--- begin ---

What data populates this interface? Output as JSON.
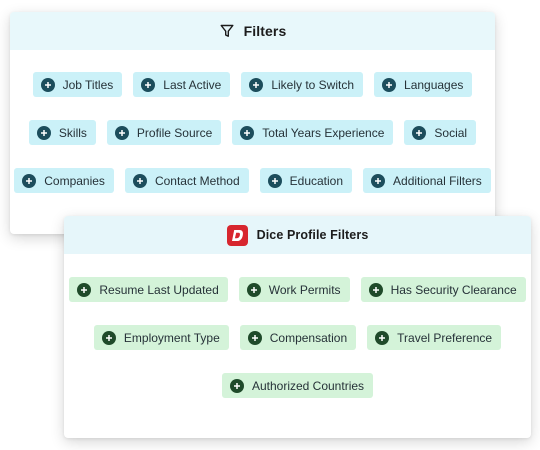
{
  "filters_card": {
    "title": "Filters",
    "icon": "filter-icon",
    "rows": [
      [
        "Job Titles",
        "Last Active",
        "Likely to Switch",
        "Languages"
      ],
      [
        "Skills",
        "Profile Source",
        "Total Years Experience",
        "Social"
      ],
      [
        "Companies",
        "Contact Method",
        "Education",
        "Additional Filters"
      ]
    ]
  },
  "dice_card": {
    "title": "Dice Profile Filters",
    "logo_letter": "D",
    "rows": [
      [
        "Resume Last Updated",
        "Work Permits",
        "Has Security Clearance"
      ],
      [
        "Employment Type",
        "Compensation",
        "Travel Preference"
      ],
      [
        "Authorized Countries"
      ]
    ]
  },
  "colors": {
    "filters_header_bg": "#e8f8fb",
    "filters_chip_bg": "#cbf1f8",
    "dice_chip_bg": "#d4f3d9",
    "dice_logo": "#d7262e"
  }
}
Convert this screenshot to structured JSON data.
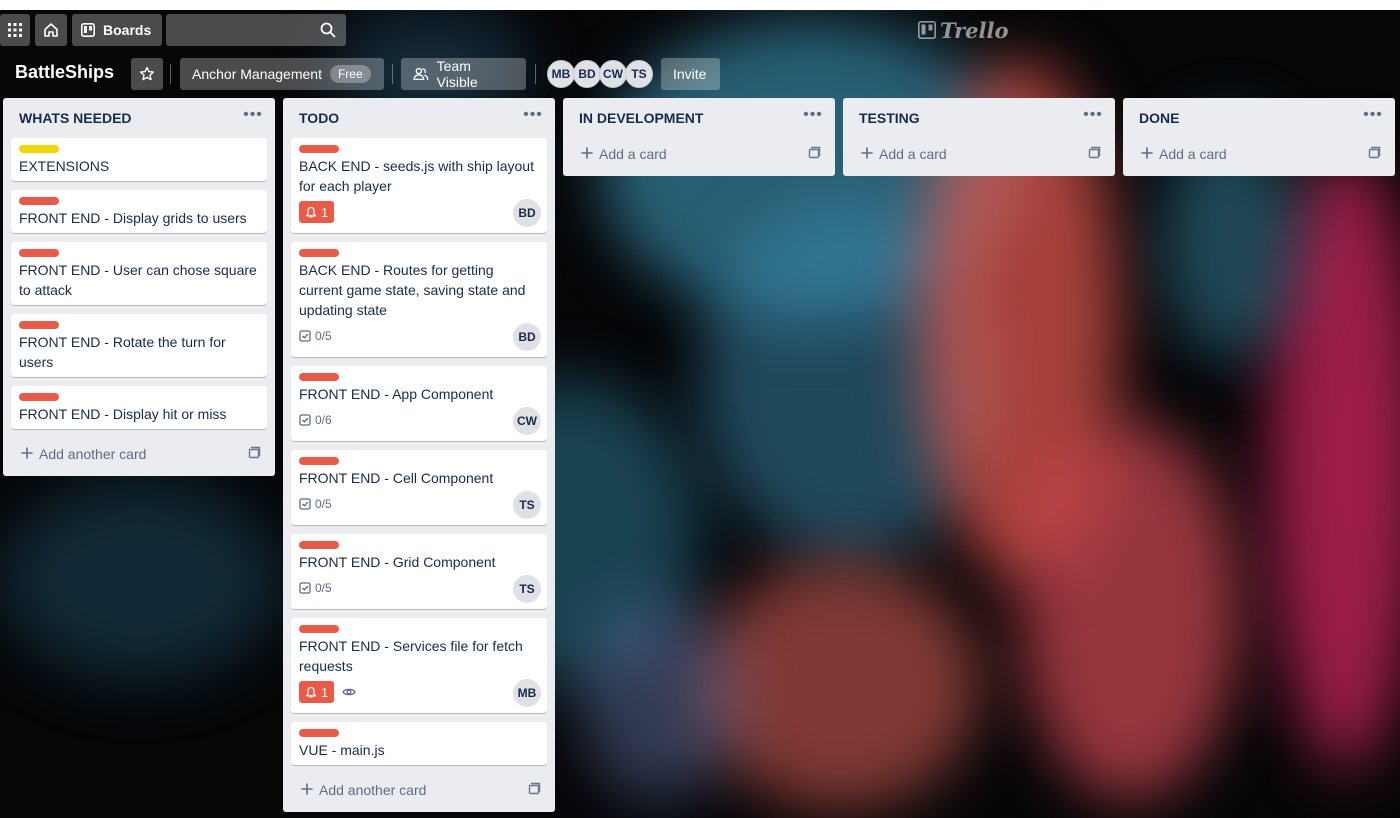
{
  "header": {
    "boards_label": "Boards",
    "search_placeholder": "",
    "logo_text": "Trello"
  },
  "board": {
    "title": "BattleShips",
    "team_name": "Anchor Management",
    "team_plan": "Free",
    "visibility_label": "Team Visible",
    "invite_label": "Invite",
    "members": [
      "MB",
      "BD",
      "CW",
      "TS"
    ]
  },
  "lists": [
    {
      "title": "WHATS NEEDED",
      "add_label": "Add another card",
      "cards": [
        {
          "title": "EXTENSIONS",
          "label_color": "#f2d600"
        },
        {
          "title": "FRONT END - Display grids to users",
          "label_color": "#eb5a46"
        },
        {
          "title": "FRONT END - User can chose square to attack",
          "label_color": "#eb5a46"
        },
        {
          "title": "FRONT END - Rotate the turn for users",
          "label_color": "#eb5a46"
        },
        {
          "title": "FRONT END - Display hit or miss",
          "label_color": "#eb5a46"
        }
      ]
    },
    {
      "title": "TODO",
      "add_label": "Add another card",
      "cards": [
        {
          "title": "BACK END - seeds.js with ship layout for each player",
          "label_color": "#eb5a46",
          "due": "1",
          "member": "BD"
        },
        {
          "title": "BACK END - Routes for getting current game state, saving state and updating state",
          "label_color": "#eb5a46",
          "checklist": "0/5",
          "member": "BD"
        },
        {
          "title": "FRONT END - App Component",
          "label_color": "#eb5a46",
          "checklist": "0/6",
          "member": "CW"
        },
        {
          "title": "FRONT END - Cell Component",
          "label_color": "#eb5a46",
          "checklist": "0/5",
          "member": "TS"
        },
        {
          "title": "FRONT END - Grid Component",
          "label_color": "#eb5a46",
          "checklist": "0/5",
          "member": "TS"
        },
        {
          "title": "FRONT END - Services file for fetch requests",
          "label_color": "#eb5a46",
          "due": "1",
          "member": "MB"
        },
        {
          "title": "VUE - main.js",
          "label_color": "#eb5a46"
        }
      ]
    },
    {
      "title": "IN DEVELOPMENT",
      "add_label": "Add a card",
      "cards": []
    },
    {
      "title": "TESTING",
      "add_label": "Add a card",
      "cards": []
    },
    {
      "title": "DONE",
      "add_label": "Add a card",
      "cards": []
    }
  ]
}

--- end ---

*Problem statement*. Return the entries unchanged, save for the pictures, which do not belong in the copy.

*Answer to this task*.
What data populates this interface? Output as JSON.
{
  "filters_card": {
    "title": "Filters",
    "icon": "filter-icon",
    "rows": [
      [
        "Job Titles",
        "Last Active",
        "Likely to Switch",
        "Languages"
      ],
      [
        "Skills",
        "Profile Source",
        "Total Years Experience",
        "Social"
      ],
      [
        "Companies",
        "Contact Method",
        "Education",
        "Additional Filters"
      ]
    ]
  },
  "dice_card": {
    "title": "Dice Profile Filters",
    "logo_letter": "D",
    "rows": [
      [
        "Resume Last Updated",
        "Work Permits",
        "Has Security Clearance"
      ],
      [
        "Employment Type",
        "Compensation",
        "Travel Preference"
      ],
      [
        "Authorized Countries"
      ]
    ]
  },
  "colors": {
    "filters_header_bg": "#e8f8fb",
    "filters_chip_bg": "#cbf1f8",
    "dice_chip_bg": "#d4f3d9",
    "dice_logo": "#d7262e"
  }
}
Convert this screenshot to structured JSON data.
{
  "header": {
    "boards_label": "Boards",
    "search_placeholder": "",
    "logo_text": "Trello"
  },
  "board": {
    "title": "BattleShips",
    "team_name": "Anchor Management",
    "team_plan": "Free",
    "visibility_label": "Team Visible",
    "invite_label": "Invite",
    "members": [
      "MB",
      "BD",
      "CW",
      "TS"
    ]
  },
  "lists": [
    {
      "title": "WHATS NEEDED",
      "add_label": "Add another card",
      "cards": [
        {
          "title": "EXTENSIONS",
          "label_color": "#f2d600"
        },
        {
          "title": "FRONT END - Display grids to users",
          "label_color": "#eb5a46"
        },
        {
          "title": "FRONT END - User can chose square to attack",
          "label_color": "#eb5a46"
        },
        {
          "title": "FRONT END - Rotate the turn for users",
          "label_color": "#eb5a46"
        },
        {
          "title": "FRONT END - Display hit or miss",
          "label_color": "#eb5a46"
        }
      ]
    },
    {
      "title": "TODO",
      "add_label": "Add another card",
      "cards": [
        {
          "title": "BACK END - seeds.js with ship layout for each player",
          "label_color": "#eb5a46",
          "due": "1",
          "member": "BD"
        },
        {
          "title": "BACK END - Routes for getting current game state, saving state and updating state",
          "label_color": "#eb5a46",
          "checklist": "0/5",
          "member": "BD"
        },
        {
          "title": "FRONT END - App Component",
          "label_color": "#eb5a46",
          "checklist": "0/6",
          "member": "CW"
        },
        {
          "title": "FRONT END - Cell Component",
          "label_color": "#eb5a46",
          "checklist": "0/5",
          "member": "TS"
        },
        {
          "title": "FRONT END - Grid Component",
          "label_color": "#eb5a46",
          "checklist": "0/5",
          "member": "TS"
        },
        {
          "title": "FRONT END - Services file for fetch requests",
          "label_color": "#eb5a46",
          "due": "1",
          "member": "MB"
        },
        {
          "title": "VUE - main.js",
          "label_color": "#eb5a46"
        }
      ]
    },
    {
      "title": "IN DEVELOPMENT",
      "add_label": "Add a card",
      "cards": []
    },
    {
      "title": "TESTING",
      "add_label": "Add a card",
      "cards": []
    },
    {
      "title": "DONE",
      "add_label": "Add a card",
      "cards": []
    }
  ]
}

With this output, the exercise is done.